START Information supplied

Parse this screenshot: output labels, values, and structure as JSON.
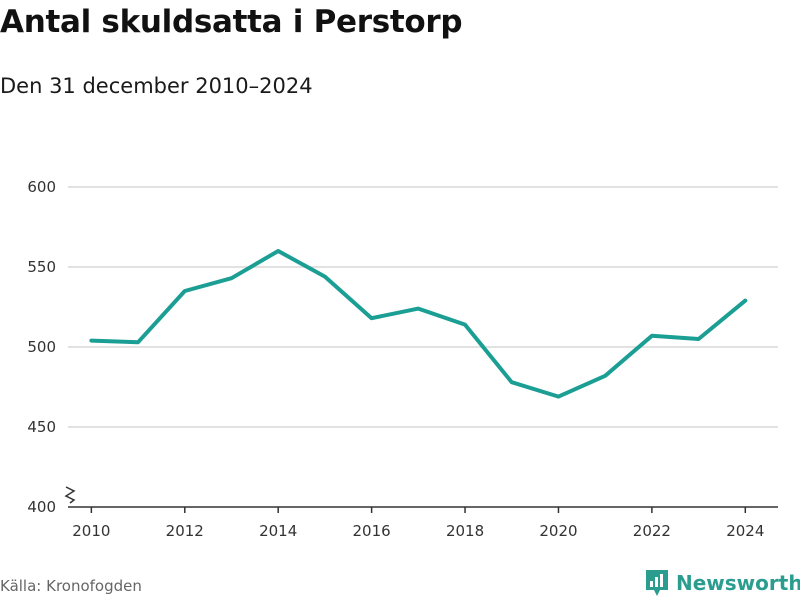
{
  "title": "Antal skuldsatta i Perstorp",
  "subtitle": "Den 31 december 2010–2024",
  "source": "Källa: Kronofogden",
  "brand": {
    "name": "Newsworthy",
    "icon": "bar-chart-logo-icon"
  },
  "colors": {
    "line": "#1b9e93",
    "grid": "#d9d9d9",
    "axis": "#333333",
    "brand": "#2a9d8f"
  },
  "chart_data": {
    "type": "line",
    "title": "Antal skuldsatta i Perstorp",
    "subtitle": "Den 31 december 2010–2024",
    "xlabel": "",
    "ylabel": "",
    "x": [
      2010,
      2011,
      2012,
      2013,
      2014,
      2015,
      2016,
      2017,
      2018,
      2019,
      2020,
      2021,
      2022,
      2023,
      2024
    ],
    "values": [
      504,
      503,
      535,
      543,
      560,
      544,
      518,
      524,
      514,
      478,
      469,
      482,
      507,
      505,
      529
    ],
    "x_ticks": [
      2010,
      2012,
      2014,
      2016,
      2018,
      2020,
      2022,
      2024
    ],
    "y_ticks": [
      400,
      450,
      500,
      550,
      600
    ],
    "ylim": [
      400,
      600
    ],
    "xlim": [
      2009.5,
      2024.7
    ],
    "grid": true,
    "axis_break": true,
    "legend": "none"
  }
}
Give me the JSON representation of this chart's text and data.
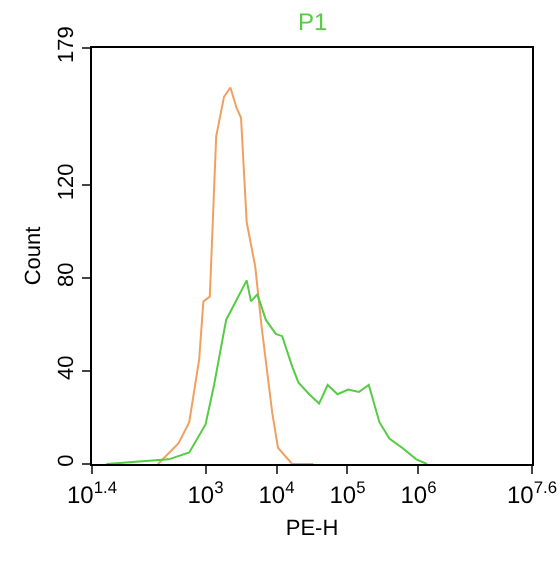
{
  "chart_data": {
    "type": "line",
    "xlabel": "PE-H",
    "ylabel": "Count",
    "log": "x",
    "grid": false,
    "legend": false,
    "marker": "none",
    "line_style": "solid",
    "xlim": [
      25.12,
      39810717
    ],
    "xticks": [
      {
        "value": 25.12,
        "label": "10$^{1.4}$"
      },
      {
        "value": 1000,
        "label": "10$^{3}$"
      },
      {
        "value": 10000,
        "label": "10$^{4}$"
      },
      {
        "value": 100000,
        "label": "10$^{5}$"
      },
      {
        "value": 1000000,
        "label": "10$^{6}$"
      },
      {
        "value": 39810717,
        "label": "10$^{7.6}$"
      }
    ],
    "ylim": [
      0,
      179
    ],
    "yticks": [
      0,
      40,
      80,
      120,
      179
    ],
    "series": [
      {
        "color": "#f0a060",
        "x": [
          214,
          417,
          589,
          813,
          933,
          1148,
          1413,
          1820,
          2239,
          2754,
          3162,
          3802,
          5012,
          6166,
          8710,
          10471,
          16596,
          33113
        ],
        "values": [
          0,
          9,
          18,
          45,
          70,
          72,
          141,
          158,
          162,
          153,
          149,
          104,
          85,
          59,
          22,
          7,
          0,
          0
        ]
      },
      {
        "name": "P1",
        "color": "#55cc44",
        "x": [
          40,
          302,
          589,
          1000,
          1318,
          1950,
          3802,
          4365,
          5370,
          7079,
          9772,
          12023,
          16596,
          20417,
          28840,
          39811,
          52481,
          72444,
          102329,
          144544,
          199526,
          281838,
          389045,
          588844,
          933254,
          1318257
        ],
        "values": [
          0,
          2,
          5,
          17,
          34,
          62,
          79,
          70,
          73,
          62,
          56,
          55,
          42,
          35,
          30,
          26,
          34,
          30,
          32,
          31,
          34,
          18,
          11,
          7,
          2,
          0
        ]
      }
    ]
  }
}
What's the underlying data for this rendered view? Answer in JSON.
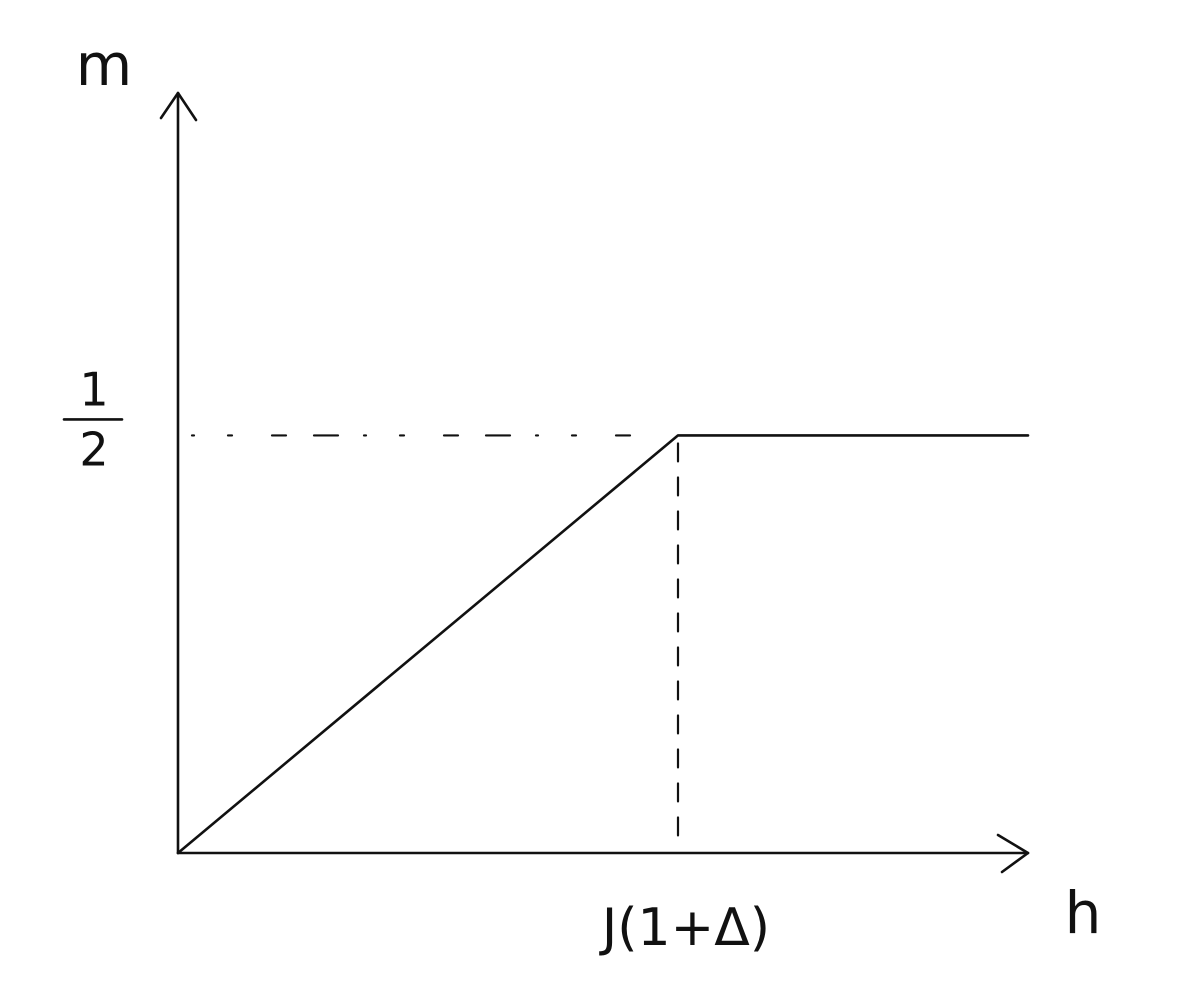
{
  "chart_data": {
    "type": "line",
    "xlabel": "h",
    "ylabel": "m",
    "x_tick_labels": [
      "J(1+Δ)"
    ],
    "y_tick_labels": {
      "numerator": "1",
      "denominator": "2"
    },
    "x": [
      0,
      1,
      1.7
    ],
    "series": [
      {
        "values": [
          0,
          0.5,
          0.5
        ]
      }
    ],
    "guides": [
      {
        "orientation": "horizontal",
        "style": "dashed",
        "at_y": 0.5,
        "from_x": 0,
        "to_x": 1
      },
      {
        "orientation": "vertical",
        "style": "dashed",
        "at_x": 1,
        "from_y": 0,
        "to_y": 0.5
      }
    ],
    "xlim": [
      0,
      1.7
    ],
    "ylim": [
      0,
      0.91
    ],
    "grid": false,
    "legend": "none"
  },
  "colors": {
    "ink": "#111111",
    "background": "#ffffff"
  }
}
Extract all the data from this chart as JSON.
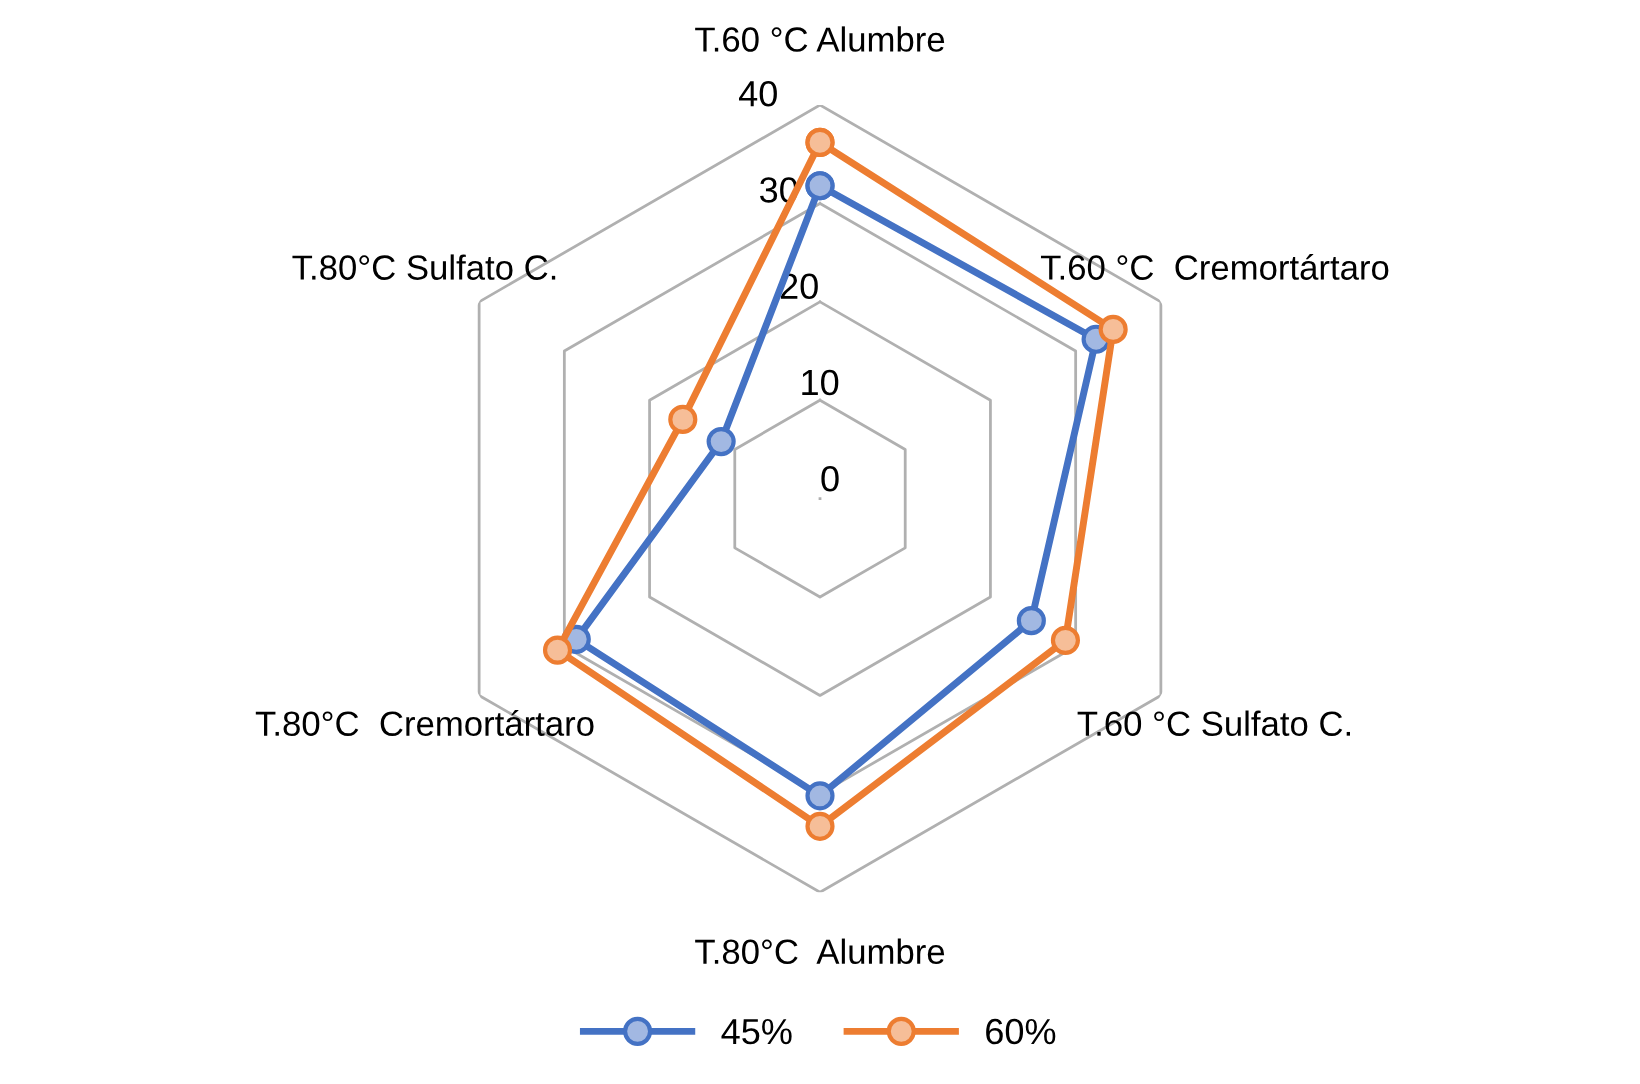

END Information supplied

→ What to work on:
Work through the data and report how many of its lines hold the word "subtitle", giving only the figure.

→ Solution:
2